- _To do_
Restate each entry word for word, leaving nothing out.

- _Recorded data_
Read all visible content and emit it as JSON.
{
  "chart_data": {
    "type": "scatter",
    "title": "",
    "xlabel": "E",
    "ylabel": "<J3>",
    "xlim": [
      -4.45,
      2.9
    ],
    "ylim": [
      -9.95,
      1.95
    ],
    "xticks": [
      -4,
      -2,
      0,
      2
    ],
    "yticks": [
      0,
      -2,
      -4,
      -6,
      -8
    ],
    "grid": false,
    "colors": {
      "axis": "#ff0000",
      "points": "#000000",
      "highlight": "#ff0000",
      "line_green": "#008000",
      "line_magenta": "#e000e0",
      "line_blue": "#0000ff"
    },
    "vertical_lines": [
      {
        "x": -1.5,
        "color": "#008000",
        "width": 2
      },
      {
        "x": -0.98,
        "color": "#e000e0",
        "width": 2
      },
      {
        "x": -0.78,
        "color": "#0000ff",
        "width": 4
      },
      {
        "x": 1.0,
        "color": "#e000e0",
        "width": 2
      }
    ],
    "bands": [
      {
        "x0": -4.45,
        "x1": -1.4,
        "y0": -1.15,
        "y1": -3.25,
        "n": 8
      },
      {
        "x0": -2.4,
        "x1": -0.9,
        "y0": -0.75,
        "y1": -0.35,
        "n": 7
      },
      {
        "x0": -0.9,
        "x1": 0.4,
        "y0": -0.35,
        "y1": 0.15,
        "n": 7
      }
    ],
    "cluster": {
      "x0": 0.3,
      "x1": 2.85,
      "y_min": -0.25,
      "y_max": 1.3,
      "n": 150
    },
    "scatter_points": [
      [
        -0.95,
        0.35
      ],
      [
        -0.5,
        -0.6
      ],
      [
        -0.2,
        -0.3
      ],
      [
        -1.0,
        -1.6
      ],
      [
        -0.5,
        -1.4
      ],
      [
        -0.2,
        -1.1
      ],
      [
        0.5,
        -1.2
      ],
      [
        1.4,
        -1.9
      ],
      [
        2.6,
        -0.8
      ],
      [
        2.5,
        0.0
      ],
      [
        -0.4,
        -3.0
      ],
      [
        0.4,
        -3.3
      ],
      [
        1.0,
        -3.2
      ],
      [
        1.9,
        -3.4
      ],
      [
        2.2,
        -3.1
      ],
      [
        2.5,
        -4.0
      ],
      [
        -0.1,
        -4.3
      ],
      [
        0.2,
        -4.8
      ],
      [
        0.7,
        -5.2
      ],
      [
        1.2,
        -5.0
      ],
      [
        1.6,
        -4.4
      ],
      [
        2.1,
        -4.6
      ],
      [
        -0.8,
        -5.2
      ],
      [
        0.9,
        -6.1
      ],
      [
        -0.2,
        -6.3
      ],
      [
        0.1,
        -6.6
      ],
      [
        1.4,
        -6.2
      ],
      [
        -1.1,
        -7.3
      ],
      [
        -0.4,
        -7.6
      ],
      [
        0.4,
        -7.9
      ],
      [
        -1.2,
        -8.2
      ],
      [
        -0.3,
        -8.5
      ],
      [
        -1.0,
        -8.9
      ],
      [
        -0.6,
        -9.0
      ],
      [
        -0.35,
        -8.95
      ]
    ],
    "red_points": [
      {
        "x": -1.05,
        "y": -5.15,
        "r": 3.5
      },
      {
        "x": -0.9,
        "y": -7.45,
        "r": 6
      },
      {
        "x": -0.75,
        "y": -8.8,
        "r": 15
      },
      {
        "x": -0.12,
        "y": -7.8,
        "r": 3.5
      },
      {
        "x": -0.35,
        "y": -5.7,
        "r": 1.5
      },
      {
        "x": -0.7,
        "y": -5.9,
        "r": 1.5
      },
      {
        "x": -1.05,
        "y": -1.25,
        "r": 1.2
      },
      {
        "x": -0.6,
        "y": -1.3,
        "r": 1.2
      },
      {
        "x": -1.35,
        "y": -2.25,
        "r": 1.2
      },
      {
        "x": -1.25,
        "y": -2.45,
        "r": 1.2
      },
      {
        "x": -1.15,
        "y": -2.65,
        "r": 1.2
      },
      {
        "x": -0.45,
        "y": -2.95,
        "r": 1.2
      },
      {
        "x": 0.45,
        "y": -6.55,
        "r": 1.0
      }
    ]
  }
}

- _The answer_
Read all visible content and emit it as JSON.
{
  "chart_data": {
    "type": "scatter",
    "title": "",
    "xlabel": "E",
    "ylabel": "<J3>",
    "xlim": [
      -4.45,
      2.9
    ],
    "ylim": [
      -9.95,
      1.95
    ],
    "xticks": [
      -4,
      -2,
      0,
      2
    ],
    "yticks": [
      0,
      -2,
      -4,
      -6,
      -8
    ],
    "grid": false,
    "colors": {
      "axis": "#ff0000",
      "points": "#000000",
      "highlight": "#ff0000",
      "line_green": "#008000",
      "line_magenta": "#e000e0",
      "line_blue": "#0000ff"
    },
    "vertical_lines": [
      {
        "x": -1.5,
        "color": "#008000",
        "width": 2
      },
      {
        "x": -0.98,
        "color": "#e000e0",
        "width": 2
      },
      {
        "x": -0.78,
        "color": "#0000ff",
        "width": 4
      },
      {
        "x": 1.0,
        "color": "#e000e0",
        "width": 2
      }
    ],
    "bands": [
      {
        "x0": -4.45,
        "x1": -1.4,
        "y0": -1.15,
        "y1": -3.25,
        "n": 8
      },
      {
        "x0": -2.4,
        "x1": -0.9,
        "y0": -0.75,
        "y1": -0.35,
        "n": 7
      },
      {
        "x0": -0.9,
        "x1": 0.4,
        "y0": -0.35,
        "y1": 0.15,
        "n": 7
      }
    ],
    "cluster": {
      "x0": 0.3,
      "x1": 2.85,
      "y_min": -0.25,
      "y_max": 1.3,
      "n": 150
    },
    "scatter_points": [
      [
        -0.95,
        0.35
      ],
      [
        -0.5,
        -0.6
      ],
      [
        -0.2,
        -0.3
      ],
      [
        -1.0,
        -1.6
      ],
      [
        -0.5,
        -1.4
      ],
      [
        -0.2,
        -1.1
      ],
      [
        0.5,
        -1.2
      ],
      [
        1.4,
        -1.9
      ],
      [
        2.6,
        -0.8
      ],
      [
        2.5,
        0.0
      ],
      [
        -0.4,
        -3.0
      ],
      [
        0.4,
        -3.3
      ],
      [
        1.0,
        -3.2
      ],
      [
        1.9,
        -3.4
      ],
      [
        2.2,
        -3.1
      ],
      [
        2.5,
        -4.0
      ],
      [
        -0.1,
        -4.3
      ],
      [
        0.2,
        -4.8
      ],
      [
        0.7,
        -5.2
      ],
      [
        1.2,
        -5.0
      ],
      [
        1.6,
        -4.4
      ],
      [
        2.1,
        -4.6
      ],
      [
        -0.8,
        -5.2
      ],
      [
        0.9,
        -6.1
      ],
      [
        -0.2,
        -6.3
      ],
      [
        0.1,
        -6.6
      ],
      [
        1.4,
        -6.2
      ],
      [
        -1.1,
        -7.3
      ],
      [
        -0.4,
        -7.6
      ],
      [
        0.4,
        -7.9
      ],
      [
        -1.2,
        -8.2
      ],
      [
        -0.3,
        -8.5
      ],
      [
        -1.0,
        -8.9
      ],
      [
        -0.6,
        -9.0
      ],
      [
        -0.35,
        -8.95
      ]
    ],
    "red_points": [
      {
        "x": -1.05,
        "y": -5.15,
        "r": 3.5
      },
      {
        "x": -0.9,
        "y": -7.45,
        "r": 6
      },
      {
        "x": -0.75,
        "y": -8.8,
        "r": 15
      },
      {
        "x": -0.12,
        "y": -7.8,
        "r": 3.5
      },
      {
        "x": -0.35,
        "y": -5.7,
        "r": 1.5
      },
      {
        "x": -0.7,
        "y": -5.9,
        "r": 1.5
      },
      {
        "x": -1.05,
        "y": -1.25,
        "r": 1.2
      },
      {
        "x": -0.6,
        "y": -1.3,
        "r": 1.2
      },
      {
        "x": -1.35,
        "y": -2.25,
        "r": 1.2
      },
      {
        "x": -1.25,
        "y": -2.45,
        "r": 1.2
      },
      {
        "x": -1.15,
        "y": -2.65,
        "r": 1.2
      },
      {
        "x": -0.45,
        "y": -2.95,
        "r": 1.2
      },
      {
        "x": 0.45,
        "y": -6.55,
        "r": 1.0
      }
    ]
  }
}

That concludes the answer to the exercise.